**Extracted information**
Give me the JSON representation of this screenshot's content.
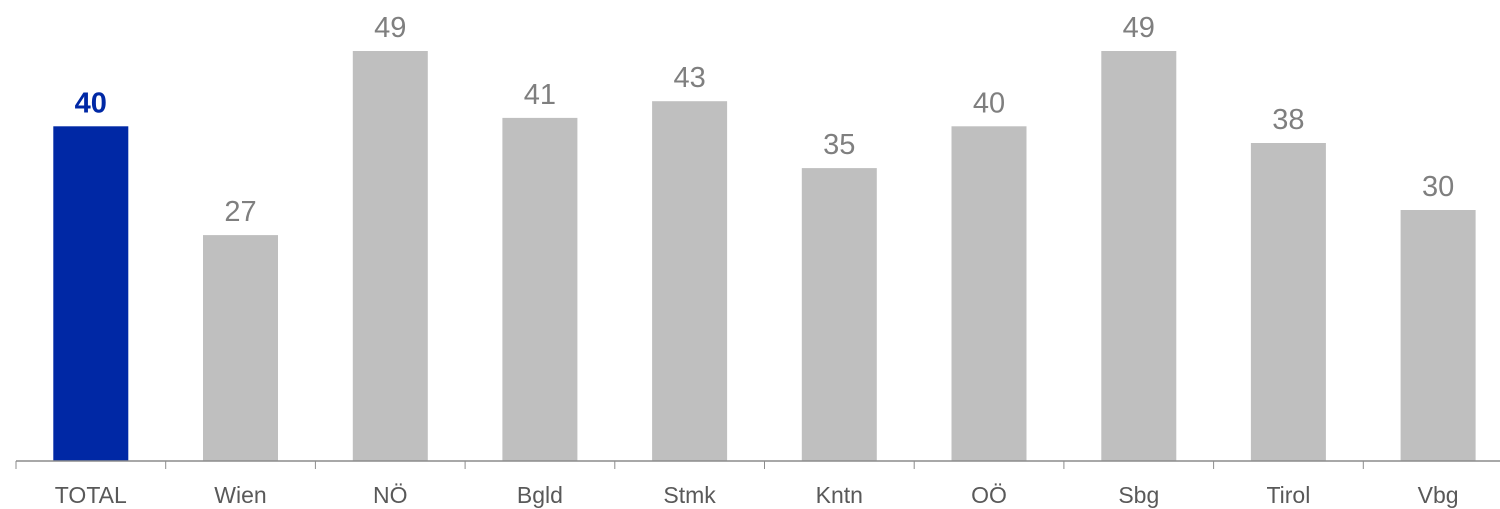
{
  "chart_data": {
    "type": "bar",
    "title": "",
    "xlabel": "",
    "ylabel": "",
    "categories": [
      "TOTAL",
      "Wien",
      "NÖ",
      "Bgld",
      "Stmk",
      "Kntn",
      "OÖ",
      "Sbg",
      "Tirol",
      "Vbg"
    ],
    "values": [
      40,
      27,
      49,
      41,
      43,
      35,
      40,
      49,
      38,
      30
    ],
    "value_labels": [
      "40",
      "27",
      "49",
      "41",
      "43",
      "35",
      "40",
      "49",
      "38",
      "30"
    ],
    "highlight_index": 0,
    "ylim": [
      0,
      49
    ],
    "grid": false,
    "legend": "none",
    "colors": {
      "highlight_bar": "#0028a5",
      "bar": "#bfbfbf",
      "highlight_label": "#0028a5",
      "label": "#7f7f7f",
      "axis": "#8c8c8c",
      "category_label": "#595959"
    }
  }
}
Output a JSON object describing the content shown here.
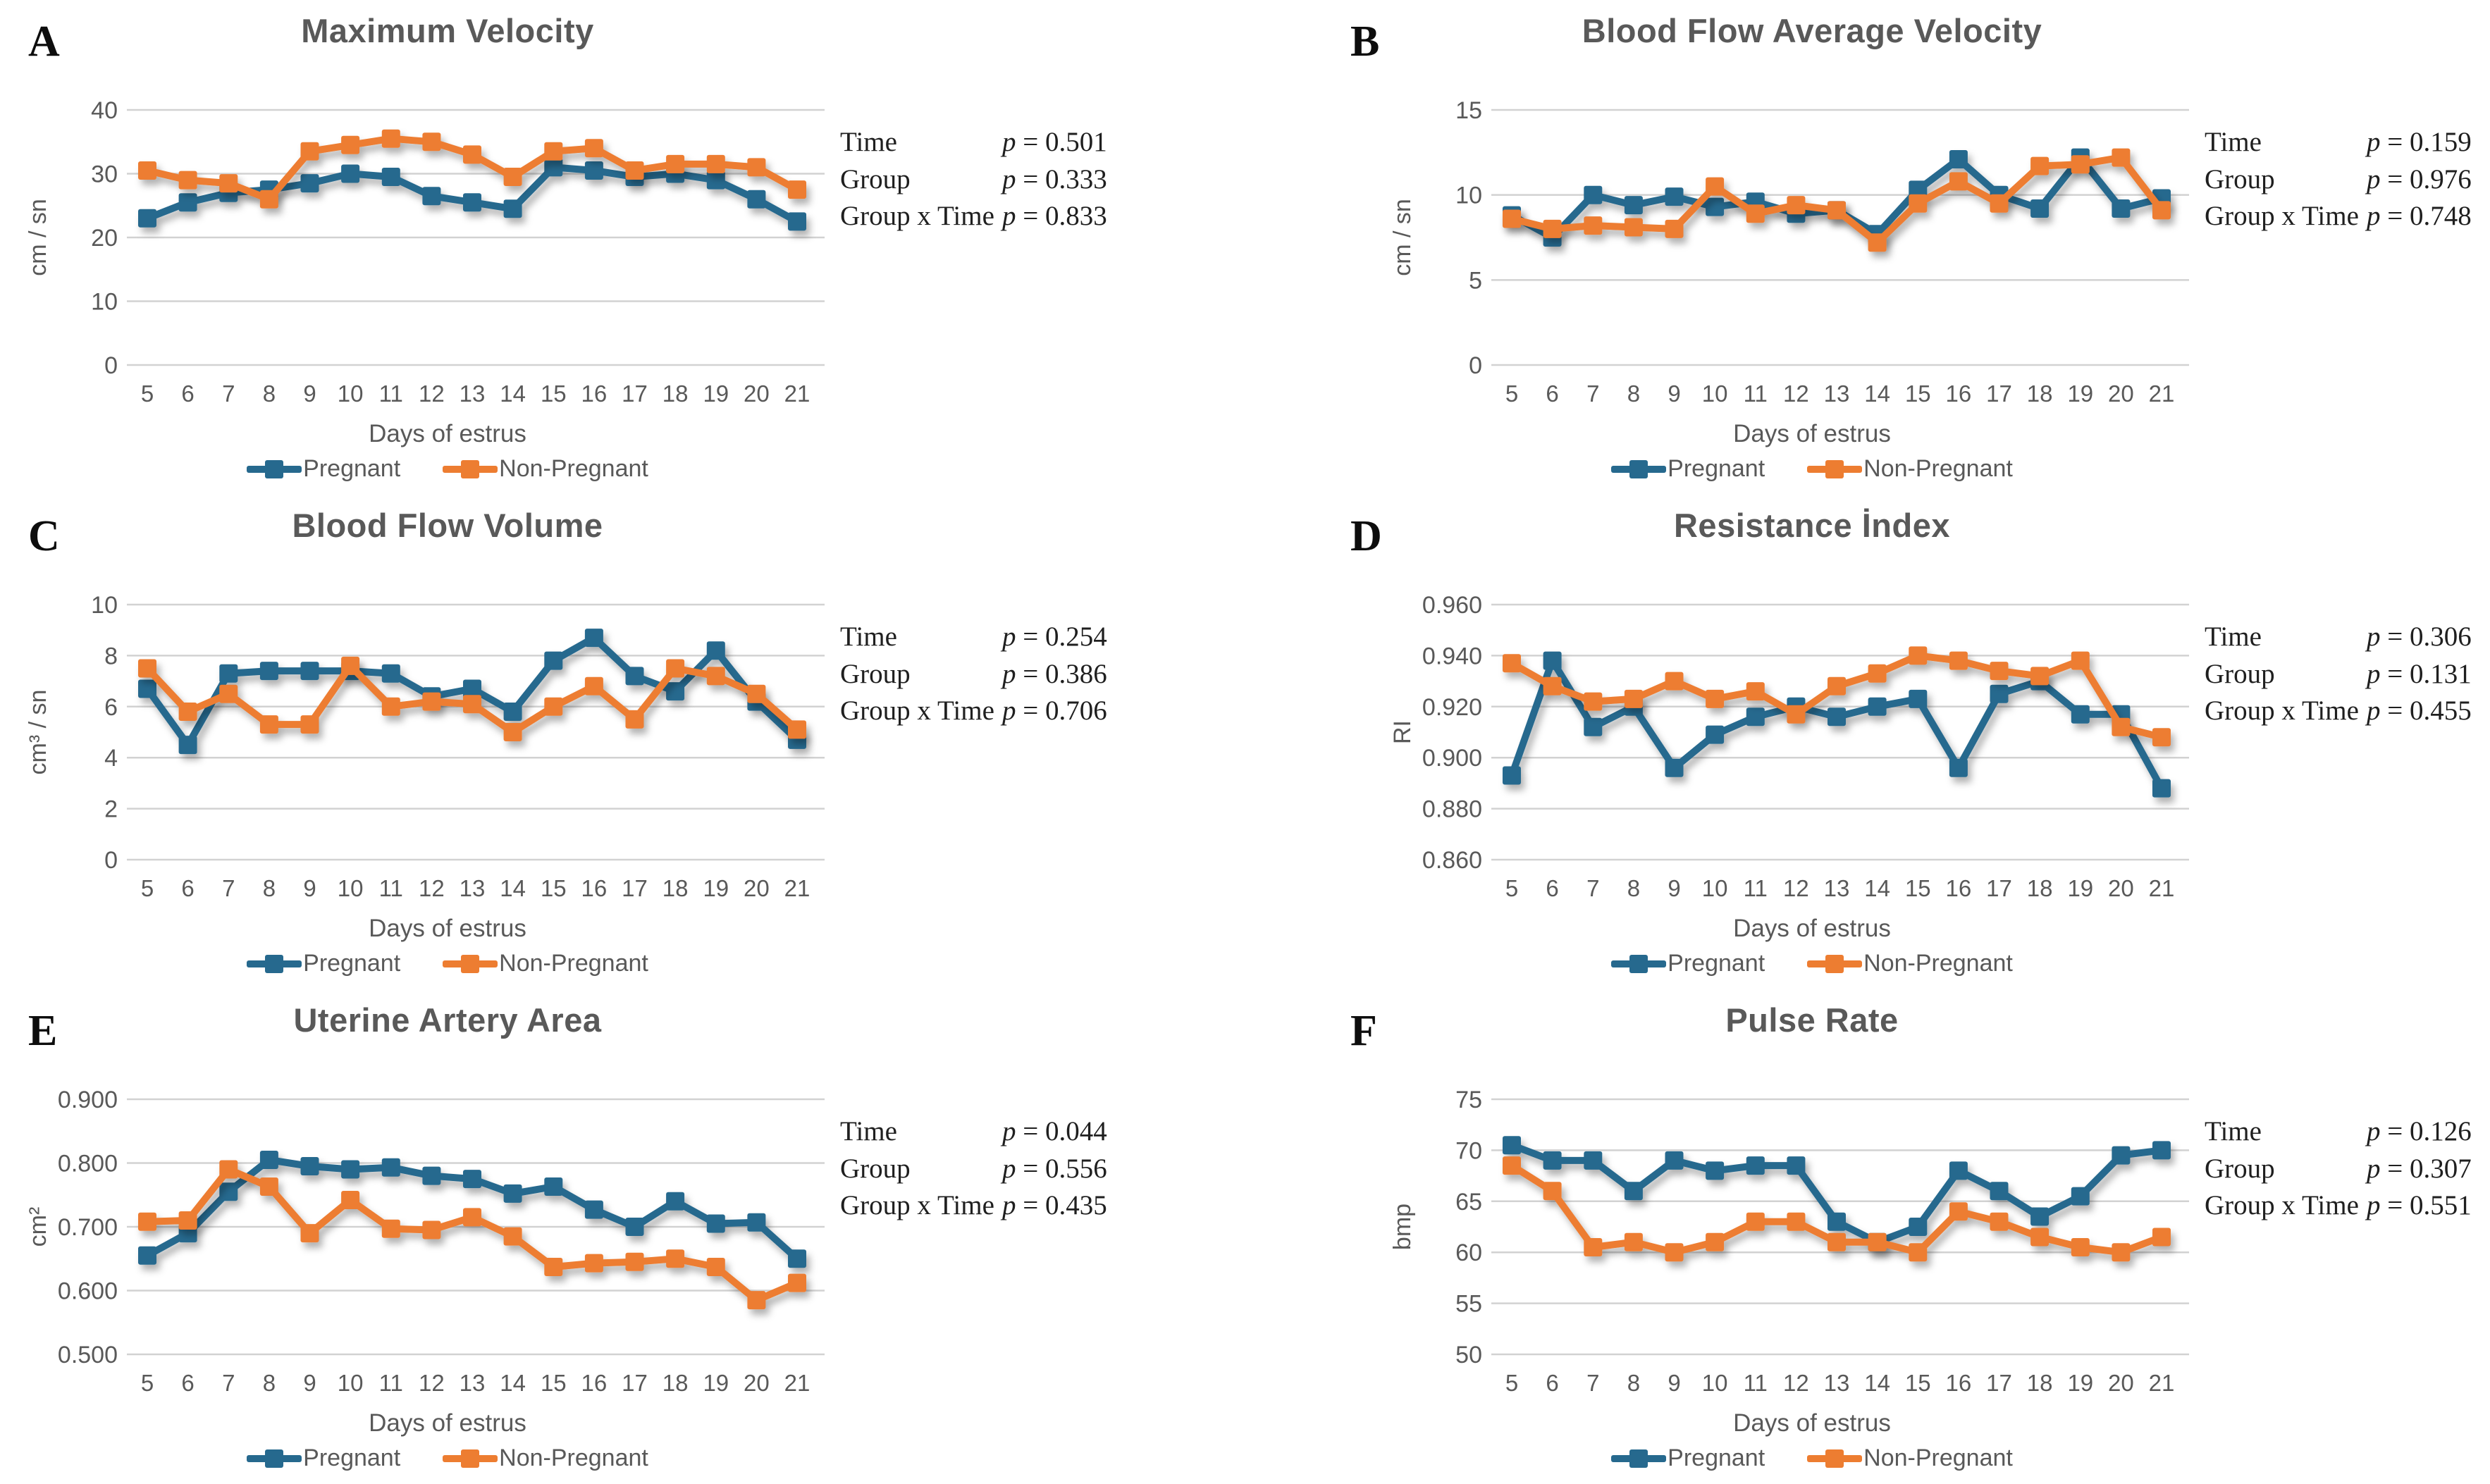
{
  "figure": {
    "x_axis_label": "Days of estrus",
    "days": [
      5,
      6,
      7,
      8,
      9,
      10,
      11,
      12,
      13,
      14,
      15,
      16,
      17,
      18,
      19,
      20,
      21
    ],
    "legend": [
      {
        "key": "pregnant",
        "label": "Pregnant"
      },
      {
        "key": "non_pregnant",
        "label": "Non-Pregnant"
      }
    ],
    "p_symbol": "p",
    "equals": "=",
    "colors": {
      "pregnant": "#26698E",
      "non_pregnant": "#ED7D31",
      "title_text": "#595959",
      "axis_text": "#595959",
      "gridline": "#D2D2D2",
      "stats_text": "#1F1F1F",
      "letter_text": "#0D0D0D"
    }
  },
  "chart_data": [
    {
      "type": "line",
      "letter": "A",
      "title": "Maximum Velocity",
      "ylabel": "cm / sn",
      "xlabel": "Days of estrus",
      "x": [
        5,
        6,
        7,
        8,
        9,
        10,
        11,
        12,
        13,
        14,
        15,
        16,
        17,
        18,
        19,
        20,
        21
      ],
      "ylim": [
        0,
        40
      ],
      "ytick_values": [
        0,
        10,
        20,
        30,
        40
      ],
      "ytick_labels": [
        "0",
        "10",
        "20",
        "30",
        "40"
      ],
      "grid": true,
      "legend_position": "bottom",
      "series": [
        {
          "name": "Pregnant",
          "values": [
            23,
            25.5,
            27,
            27.5,
            28.5,
            30,
            29.5,
            26.5,
            25.5,
            24.5,
            31,
            30.5,
            29.5,
            30,
            29,
            26,
            22.5
          ]
        },
        {
          "name": "Non-Pregnant",
          "values": [
            30.5,
            29,
            28.5,
            26,
            33.5,
            34.5,
            35.5,
            35,
            33,
            29.5,
            33.5,
            34,
            30.5,
            31.5,
            31.5,
            31,
            27.5
          ]
        }
      ],
      "stats": [
        {
          "label": "Time",
          "p": "0.501"
        },
        {
          "label": "Group",
          "p": "0.333"
        },
        {
          "label": "Group x Time",
          "p": "0.833"
        }
      ]
    },
    {
      "type": "line",
      "letter": "B",
      "title": "Blood Flow Average Velocity",
      "ylabel": "cm / sn",
      "xlabel": "Days of estrus",
      "x": [
        5,
        6,
        7,
        8,
        9,
        10,
        11,
        12,
        13,
        14,
        15,
        16,
        17,
        18,
        19,
        20,
        21
      ],
      "ylim": [
        0,
        15
      ],
      "ytick_values": [
        0,
        5,
        10,
        15
      ],
      "ytick_labels": [
        "0",
        "5",
        "10",
        "15"
      ],
      "grid": true,
      "legend_position": "bottom",
      "series": [
        {
          "name": "Pregnant",
          "values": [
            8.8,
            7.5,
            10,
            9.4,
            9.9,
            9.3,
            9.6,
            8.9,
            9.1,
            7.7,
            10.3,
            12.1,
            10,
            9.2,
            12.2,
            9.2,
            9.8
          ]
        },
        {
          "name": "Non-Pregnant",
          "values": [
            8.6,
            8,
            8.2,
            8.1,
            8,
            10.5,
            8.9,
            9.4,
            9.1,
            7.2,
            9.5,
            10.8,
            9.5,
            11.7,
            11.8,
            12.2,
            9.1
          ]
        }
      ],
      "stats": [
        {
          "label": "Time",
          "p": "0.159"
        },
        {
          "label": "Group",
          "p": "0.976"
        },
        {
          "label": "Group x Time",
          "p": "0.748"
        }
      ]
    },
    {
      "type": "line",
      "letter": "C",
      "title": "Blood Flow Volume",
      "ylabel": "cm³ / sn",
      "xlabel": "Days of estrus",
      "x": [
        5,
        6,
        7,
        8,
        9,
        10,
        11,
        12,
        13,
        14,
        15,
        16,
        17,
        18,
        19,
        20,
        21
      ],
      "ylim": [
        0,
        10
      ],
      "ytick_values": [
        0,
        2,
        4,
        6,
        8,
        10
      ],
      "ytick_labels": [
        "0",
        "2",
        "4",
        "6",
        "8",
        "10"
      ],
      "grid": true,
      "legend_position": "bottom",
      "series": [
        {
          "name": "Pregnant",
          "values": [
            6.7,
            4.5,
            7.3,
            7.4,
            7.4,
            7.4,
            7.3,
            6.4,
            6.7,
            5.8,
            7.8,
            8.7,
            7.2,
            6.6,
            8.2,
            6.2,
            4.7
          ]
        },
        {
          "name": "Non-Pregnant",
          "values": [
            7.5,
            5.8,
            6.5,
            5.3,
            5.3,
            7.6,
            6,
            6.2,
            6.1,
            5,
            6,
            6.8,
            5.5,
            7.5,
            7.2,
            6.5,
            5.1
          ]
        }
      ],
      "stats": [
        {
          "label": "Time",
          "p": "0.254"
        },
        {
          "label": "Group",
          "p": "0.386"
        },
        {
          "label": "Group x Time",
          "p": "0.706"
        }
      ]
    },
    {
      "type": "line",
      "letter": "D",
      "title": "Resistance İndex",
      "ylabel": "RI",
      "xlabel": "Days of estrus",
      "x": [
        5,
        6,
        7,
        8,
        9,
        10,
        11,
        12,
        13,
        14,
        15,
        16,
        17,
        18,
        19,
        20,
        21
      ],
      "ylim": [
        0.86,
        0.96
      ],
      "ytick_values": [
        0.86,
        0.88,
        0.9,
        0.92,
        0.94,
        0.96
      ],
      "ytick_labels": [
        "0.860",
        "0.880",
        "0.900",
        "0.920",
        "0.940",
        "0.960"
      ],
      "grid": true,
      "legend_position": "bottom",
      "series": [
        {
          "name": "Pregnant",
          "values": [
            0.893,
            0.938,
            0.912,
            0.92,
            0.896,
            0.909,
            0.916,
            0.92,
            0.916,
            0.92,
            0.923,
            0.896,
            0.925,
            0.93,
            0.917,
            0.917,
            0.888
          ]
        },
        {
          "name": "Non-Pregnant",
          "values": [
            0.937,
            0.928,
            0.922,
            0.923,
            0.93,
            0.923,
            0.926,
            0.917,
            0.928,
            0.933,
            0.94,
            0.938,
            0.934,
            0.932,
            0.938,
            0.912,
            0.908
          ]
        }
      ],
      "stats": [
        {
          "label": "Time",
          "p": "0.306"
        },
        {
          "label": "Group",
          "p": "0.131"
        },
        {
          "label": "Group x Time",
          "p": "0.455"
        }
      ]
    },
    {
      "type": "line",
      "letter": "E",
      "title": "Uterine Artery Area",
      "ylabel": "cm²",
      "xlabel": "Days of estrus",
      "x": [
        5,
        6,
        7,
        8,
        9,
        10,
        11,
        12,
        13,
        14,
        15,
        16,
        17,
        18,
        19,
        20,
        21
      ],
      "ylim": [
        0.5,
        0.9
      ],
      "ytick_values": [
        0.5,
        0.6,
        0.7,
        0.8,
        0.9
      ],
      "ytick_labels": [
        "0.500",
        "0.600",
        "0.700",
        "0.800",
        "0.900"
      ],
      "grid": true,
      "legend_position": "bottom",
      "series": [
        {
          "name": "Pregnant",
          "values": [
            0.655,
            0.69,
            0.755,
            0.805,
            0.795,
            0.79,
            0.793,
            0.78,
            0.775,
            0.752,
            0.763,
            0.727,
            0.7,
            0.74,
            0.705,
            0.707,
            0.65
          ]
        },
        {
          "name": "Non-Pregnant",
          "values": [
            0.708,
            0.71,
            0.79,
            0.763,
            0.69,
            0.742,
            0.697,
            0.695,
            0.715,
            0.685,
            0.637,
            0.643,
            0.645,
            0.65,
            0.637,
            0.585,
            0.612
          ]
        }
      ],
      "stats": [
        {
          "label": "Time",
          "p": "0.044"
        },
        {
          "label": "Group",
          "p": "0.556"
        },
        {
          "label": "Group x Time",
          "p": "0.435"
        }
      ]
    },
    {
      "type": "line",
      "letter": "F",
      "title": "Pulse Rate",
      "ylabel": "bmp",
      "xlabel": "Days of estrus",
      "x": [
        5,
        6,
        7,
        8,
        9,
        10,
        11,
        12,
        13,
        14,
        15,
        16,
        17,
        18,
        19,
        20,
        21
      ],
      "ylim": [
        50,
        75
      ],
      "ytick_values": [
        50,
        55,
        60,
        65,
        70,
        75
      ],
      "ytick_labels": [
        "50",
        "55",
        "60",
        "65",
        "70",
        "75"
      ],
      "grid": true,
      "legend_position": "bottom",
      "series": [
        {
          "name": "Pregnant",
          "values": [
            70.5,
            69,
            69,
            66,
            69,
            68,
            68.5,
            68.5,
            63,
            61,
            62.5,
            68,
            66,
            63.5,
            65.5,
            69.5,
            70
          ]
        },
        {
          "name": "Non-Pregnant",
          "values": [
            68.5,
            66,
            60.5,
            61,
            60,
            61,
            63,
            63,
            61,
            61,
            60,
            64,
            63,
            61.5,
            60.5,
            60,
            61.5
          ]
        }
      ],
      "stats": [
        {
          "label": "Time",
          "p": "0.126"
        },
        {
          "label": "Group",
          "p": "0.307"
        },
        {
          "label": "Group x Time",
          "p": "0.551"
        }
      ]
    }
  ]
}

**Problem**
Gather each line from the entries above that includes the word "Blood".

**Solved exercise**
      "title": "Blood Flow Average Velocity",
      "title": "Blood Flow Volume",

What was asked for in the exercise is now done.